(Figure data in JSON)
>>>>

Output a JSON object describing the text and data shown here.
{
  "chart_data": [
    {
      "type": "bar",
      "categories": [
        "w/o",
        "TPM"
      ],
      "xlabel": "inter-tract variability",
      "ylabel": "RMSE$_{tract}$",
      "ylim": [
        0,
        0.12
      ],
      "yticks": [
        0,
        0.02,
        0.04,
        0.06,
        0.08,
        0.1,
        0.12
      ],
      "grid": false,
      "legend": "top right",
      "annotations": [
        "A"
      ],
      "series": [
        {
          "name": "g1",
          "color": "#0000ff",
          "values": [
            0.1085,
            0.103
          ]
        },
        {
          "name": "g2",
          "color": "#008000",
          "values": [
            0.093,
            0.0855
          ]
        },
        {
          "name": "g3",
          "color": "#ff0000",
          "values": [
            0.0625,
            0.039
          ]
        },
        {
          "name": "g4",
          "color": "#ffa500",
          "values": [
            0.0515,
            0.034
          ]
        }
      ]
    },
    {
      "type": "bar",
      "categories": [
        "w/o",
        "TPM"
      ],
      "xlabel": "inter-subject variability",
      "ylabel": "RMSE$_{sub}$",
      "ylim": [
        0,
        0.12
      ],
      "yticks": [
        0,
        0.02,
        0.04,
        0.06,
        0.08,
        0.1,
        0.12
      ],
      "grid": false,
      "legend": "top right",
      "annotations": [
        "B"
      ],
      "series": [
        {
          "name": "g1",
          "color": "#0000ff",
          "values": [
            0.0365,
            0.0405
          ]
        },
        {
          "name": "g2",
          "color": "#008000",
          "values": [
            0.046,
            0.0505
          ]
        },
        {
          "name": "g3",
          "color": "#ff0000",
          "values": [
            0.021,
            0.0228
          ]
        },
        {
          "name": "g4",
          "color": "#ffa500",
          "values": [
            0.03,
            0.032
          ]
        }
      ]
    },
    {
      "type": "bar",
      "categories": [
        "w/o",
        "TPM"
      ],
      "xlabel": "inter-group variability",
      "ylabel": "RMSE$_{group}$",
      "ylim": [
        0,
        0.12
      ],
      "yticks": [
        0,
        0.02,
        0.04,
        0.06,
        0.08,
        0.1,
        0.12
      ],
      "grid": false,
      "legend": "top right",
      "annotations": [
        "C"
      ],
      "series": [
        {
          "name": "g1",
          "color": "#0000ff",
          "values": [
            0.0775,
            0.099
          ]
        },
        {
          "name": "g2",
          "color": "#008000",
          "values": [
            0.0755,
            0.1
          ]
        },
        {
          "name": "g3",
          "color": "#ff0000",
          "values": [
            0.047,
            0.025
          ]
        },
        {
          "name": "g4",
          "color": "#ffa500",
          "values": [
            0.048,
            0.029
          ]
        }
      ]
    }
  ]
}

<<<<

**OBJECTIVE:** All of the data must be returned exactly.

**REPLY TO THE EXERCISE:**
Output a JSON object describing the text and data shown here.
{
  "chart_data": [
    {
      "type": "bar",
      "categories": [
        "w/o",
        "TPM"
      ],
      "xlabel": "inter-tract variability",
      "ylabel": "RMSE$_{tract}$",
      "ylim": [
        0,
        0.12
      ],
      "yticks": [
        0,
        0.02,
        0.04,
        0.06,
        0.08,
        0.1,
        0.12
      ],
      "grid": false,
      "legend": "top right",
      "annotations": [
        "A"
      ],
      "series": [
        {
          "name": "g1",
          "color": "#0000ff",
          "values": [
            0.1085,
            0.103
          ]
        },
        {
          "name": "g2",
          "color": "#008000",
          "values": [
            0.093,
            0.0855
          ]
        },
        {
          "name": "g3",
          "color": "#ff0000",
          "values": [
            0.0625,
            0.039
          ]
        },
        {
          "name": "g4",
          "color": "#ffa500",
          "values": [
            0.0515,
            0.034
          ]
        }
      ]
    },
    {
      "type": "bar",
      "categories": [
        "w/o",
        "TPM"
      ],
      "xlabel": "inter-subject variability",
      "ylabel": "RMSE$_{sub}$",
      "ylim": [
        0,
        0.12
      ],
      "yticks": [
        0,
        0.02,
        0.04,
        0.06,
        0.08,
        0.1,
        0.12
      ],
      "grid": false,
      "legend": "top right",
      "annotations": [
        "B"
      ],
      "series": [
        {
          "name": "g1",
          "color": "#0000ff",
          "values": [
            0.0365,
            0.0405
          ]
        },
        {
          "name": "g2",
          "color": "#008000",
          "values": [
            0.046,
            0.0505
          ]
        },
        {
          "name": "g3",
          "color": "#ff0000",
          "values": [
            0.021,
            0.0228
          ]
        },
        {
          "name": "g4",
          "color": "#ffa500",
          "values": [
            0.03,
            0.032
          ]
        }
      ]
    },
    {
      "type": "bar",
      "categories": [
        "w/o",
        "TPM"
      ],
      "xlabel": "inter-group variability",
      "ylabel": "RMSE$_{group}$",
      "ylim": [
        0,
        0.12
      ],
      "yticks": [
        0,
        0.02,
        0.04,
        0.06,
        0.08,
        0.1,
        0.12
      ],
      "grid": false,
      "legend": "top right",
      "annotations": [
        "C"
      ],
      "series": [
        {
          "name": "g1",
          "color": "#0000ff",
          "values": [
            0.0775,
            0.099
          ]
        },
        {
          "name": "g2",
          "color": "#008000",
          "values": [
            0.0755,
            0.1
          ]
        },
        {
          "name": "g3",
          "color": "#ff0000",
          "values": [
            0.047,
            0.025
          ]
        },
        {
          "name": "g4",
          "color": "#ffa500",
          "values": [
            0.048,
            0.029
          ]
        }
      ]
    }
  ]
}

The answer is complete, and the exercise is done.